Please print every record below exactly as it appears.

[Source records]

-- Start --

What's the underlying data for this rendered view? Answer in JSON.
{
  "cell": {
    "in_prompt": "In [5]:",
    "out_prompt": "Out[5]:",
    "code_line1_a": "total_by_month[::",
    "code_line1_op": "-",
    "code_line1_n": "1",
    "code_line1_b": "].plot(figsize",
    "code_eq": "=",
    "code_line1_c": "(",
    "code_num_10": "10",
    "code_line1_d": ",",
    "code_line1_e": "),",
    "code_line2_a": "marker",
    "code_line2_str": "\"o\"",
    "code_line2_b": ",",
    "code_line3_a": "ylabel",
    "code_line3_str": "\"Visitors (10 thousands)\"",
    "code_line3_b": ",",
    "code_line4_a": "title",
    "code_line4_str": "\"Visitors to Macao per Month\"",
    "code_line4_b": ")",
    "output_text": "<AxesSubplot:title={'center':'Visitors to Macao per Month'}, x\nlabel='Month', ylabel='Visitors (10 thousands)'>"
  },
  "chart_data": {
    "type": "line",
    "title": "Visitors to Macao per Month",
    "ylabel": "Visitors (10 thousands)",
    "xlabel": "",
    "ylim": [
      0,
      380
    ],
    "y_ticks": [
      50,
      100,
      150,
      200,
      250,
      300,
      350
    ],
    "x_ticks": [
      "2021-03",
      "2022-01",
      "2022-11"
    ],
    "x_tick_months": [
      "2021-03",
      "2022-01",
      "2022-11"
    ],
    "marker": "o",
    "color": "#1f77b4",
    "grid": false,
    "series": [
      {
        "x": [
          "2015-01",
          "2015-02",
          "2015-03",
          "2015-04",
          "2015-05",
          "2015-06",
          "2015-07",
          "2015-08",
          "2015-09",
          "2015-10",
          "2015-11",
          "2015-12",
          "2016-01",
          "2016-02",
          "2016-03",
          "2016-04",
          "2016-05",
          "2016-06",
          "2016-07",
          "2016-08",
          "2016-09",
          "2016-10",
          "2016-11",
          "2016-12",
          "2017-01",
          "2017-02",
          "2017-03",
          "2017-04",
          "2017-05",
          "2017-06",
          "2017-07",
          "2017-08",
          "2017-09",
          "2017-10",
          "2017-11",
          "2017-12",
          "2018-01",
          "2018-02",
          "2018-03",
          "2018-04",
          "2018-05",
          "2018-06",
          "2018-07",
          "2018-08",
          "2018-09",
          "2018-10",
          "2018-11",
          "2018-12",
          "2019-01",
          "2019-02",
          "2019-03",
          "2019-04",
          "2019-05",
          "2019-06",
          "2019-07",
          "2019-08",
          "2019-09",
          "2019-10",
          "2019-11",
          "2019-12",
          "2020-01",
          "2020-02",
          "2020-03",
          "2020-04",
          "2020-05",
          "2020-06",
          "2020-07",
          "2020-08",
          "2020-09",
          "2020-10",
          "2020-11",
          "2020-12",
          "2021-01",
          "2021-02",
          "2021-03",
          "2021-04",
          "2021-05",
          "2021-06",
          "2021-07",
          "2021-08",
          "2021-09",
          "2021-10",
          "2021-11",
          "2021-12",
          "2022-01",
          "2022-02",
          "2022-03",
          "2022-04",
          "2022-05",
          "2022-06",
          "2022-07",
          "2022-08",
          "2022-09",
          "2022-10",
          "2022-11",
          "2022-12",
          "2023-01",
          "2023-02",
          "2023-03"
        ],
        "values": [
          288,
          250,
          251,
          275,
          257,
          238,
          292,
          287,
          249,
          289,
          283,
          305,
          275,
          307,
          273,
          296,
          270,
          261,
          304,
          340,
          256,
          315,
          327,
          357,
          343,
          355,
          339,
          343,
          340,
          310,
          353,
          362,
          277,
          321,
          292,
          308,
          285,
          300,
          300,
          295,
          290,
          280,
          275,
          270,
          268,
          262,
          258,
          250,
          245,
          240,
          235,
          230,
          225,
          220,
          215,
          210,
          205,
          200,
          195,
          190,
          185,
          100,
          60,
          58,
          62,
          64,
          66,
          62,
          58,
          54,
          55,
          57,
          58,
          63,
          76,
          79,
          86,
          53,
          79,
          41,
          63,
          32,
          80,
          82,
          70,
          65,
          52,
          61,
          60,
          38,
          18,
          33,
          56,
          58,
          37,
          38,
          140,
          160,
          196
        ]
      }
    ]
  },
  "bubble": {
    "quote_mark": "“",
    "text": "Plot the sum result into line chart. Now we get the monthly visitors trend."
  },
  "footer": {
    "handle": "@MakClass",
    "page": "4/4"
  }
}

-- End --

◆ Written reply:
What's the underlying data for this rendered view? Answer in JSON.
{
  "cell": {
    "in_prompt": "In [5]:",
    "out_prompt": "Out[5]:",
    "code_line1_a": "total_by_month[::",
    "code_line1_op": "-",
    "code_line1_n": "1",
    "code_line1_b": "].plot(figsize",
    "code_eq": "=",
    "code_line1_c": "(",
    "code_num_10": "10",
    "code_line1_d": ",",
    "code_line1_e": "),",
    "code_line2_a": "marker",
    "code_line2_str": "\"o\"",
    "code_line2_b": ",",
    "code_line3_a": "ylabel",
    "code_line3_str": "\"Visitors (10 thousands)\"",
    "code_line3_b": ",",
    "code_line4_a": "title",
    "code_line4_str": "\"Visitors to Macao per Month\"",
    "code_line4_b": ")",
    "output_text": "<AxesSubplot:title={'center':'Visitors to Macao per Month'}, x\nlabel='Month', ylabel='Visitors (10 thousands)'>"
  },
  "chart_data": {
    "type": "line",
    "title": "Visitors to Macao per Month",
    "ylabel": "Visitors (10 thousands)",
    "xlabel": "",
    "ylim": [
      0,
      380
    ],
    "y_ticks": [
      50,
      100,
      150,
      200,
      250,
      300,
      350
    ],
    "x_ticks": [
      "2021-03",
      "2022-01",
      "2022-11"
    ],
    "x_tick_months": [
      "2021-03",
      "2022-01",
      "2022-11"
    ],
    "marker": "o",
    "color": "#1f77b4",
    "grid": false,
    "series": [
      {
        "x": [
          "2015-01",
          "2015-02",
          "2015-03",
          "2015-04",
          "2015-05",
          "2015-06",
          "2015-07",
          "2015-08",
          "2015-09",
          "2015-10",
          "2015-11",
          "2015-12",
          "2016-01",
          "2016-02",
          "2016-03",
          "2016-04",
          "2016-05",
          "2016-06",
          "2016-07",
          "2016-08",
          "2016-09",
          "2016-10",
          "2016-11",
          "2016-12",
          "2017-01",
          "2017-02",
          "2017-03",
          "2017-04",
          "2017-05",
          "2017-06",
          "2017-07",
          "2017-08",
          "2017-09",
          "2017-10",
          "2017-11",
          "2017-12",
          "2018-01",
          "2018-02",
          "2018-03",
          "2018-04",
          "2018-05",
          "2018-06",
          "2018-07",
          "2018-08",
          "2018-09",
          "2018-10",
          "2018-11",
          "2018-12",
          "2019-01",
          "2019-02",
          "2019-03",
          "2019-04",
          "2019-05",
          "2019-06",
          "2019-07",
          "2019-08",
          "2019-09",
          "2019-10",
          "2019-11",
          "2019-12",
          "2020-01",
          "2020-02",
          "2020-03",
          "2020-04",
          "2020-05",
          "2020-06",
          "2020-07",
          "2020-08",
          "2020-09",
          "2020-10",
          "2020-11",
          "2020-12",
          "2021-01",
          "2021-02",
          "2021-03",
          "2021-04",
          "2021-05",
          "2021-06",
          "2021-07",
          "2021-08",
          "2021-09",
          "2021-10",
          "2021-11",
          "2021-12",
          "2022-01",
          "2022-02",
          "2022-03",
          "2022-04",
          "2022-05",
          "2022-06",
          "2022-07",
          "2022-08",
          "2022-09",
          "2022-10",
          "2022-11",
          "2022-12",
          "2023-01",
          "2023-02",
          "2023-03"
        ],
        "values": [
          288,
          250,
          251,
          275,
          257,
          238,
          292,
          287,
          249,
          289,
          283,
          305,
          275,
          307,
          273,
          296,
          270,
          261,
          304,
          340,
          256,
          315,
          327,
          357,
          343,
          355,
          339,
          343,
          340,
          310,
          353,
          362,
          277,
          321,
          292,
          308,
          285,
          300,
          300,
          295,
          290,
          280,
          275,
          270,
          268,
          262,
          258,
          250,
          245,
          240,
          235,
          230,
          225,
          220,
          215,
          210,
          205,
          200,
          195,
          190,
          185,
          100,
          60,
          58,
          62,
          64,
          66,
          62,
          58,
          54,
          55,
          57,
          58,
          63,
          76,
          79,
          86,
          53,
          79,
          41,
          63,
          32,
          80,
          82,
          70,
          65,
          52,
          61,
          60,
          38,
          18,
          33,
          56,
          58,
          37,
          38,
          140,
          160,
          196
        ]
      }
    ]
  },
  "bubble": {
    "quote_mark": "“",
    "text": "Plot the sum result into line chart. Now we get the monthly visitors trend."
  },
  "footer": {
    "handle": "@MakClass",
    "page": "4/4"
  }
}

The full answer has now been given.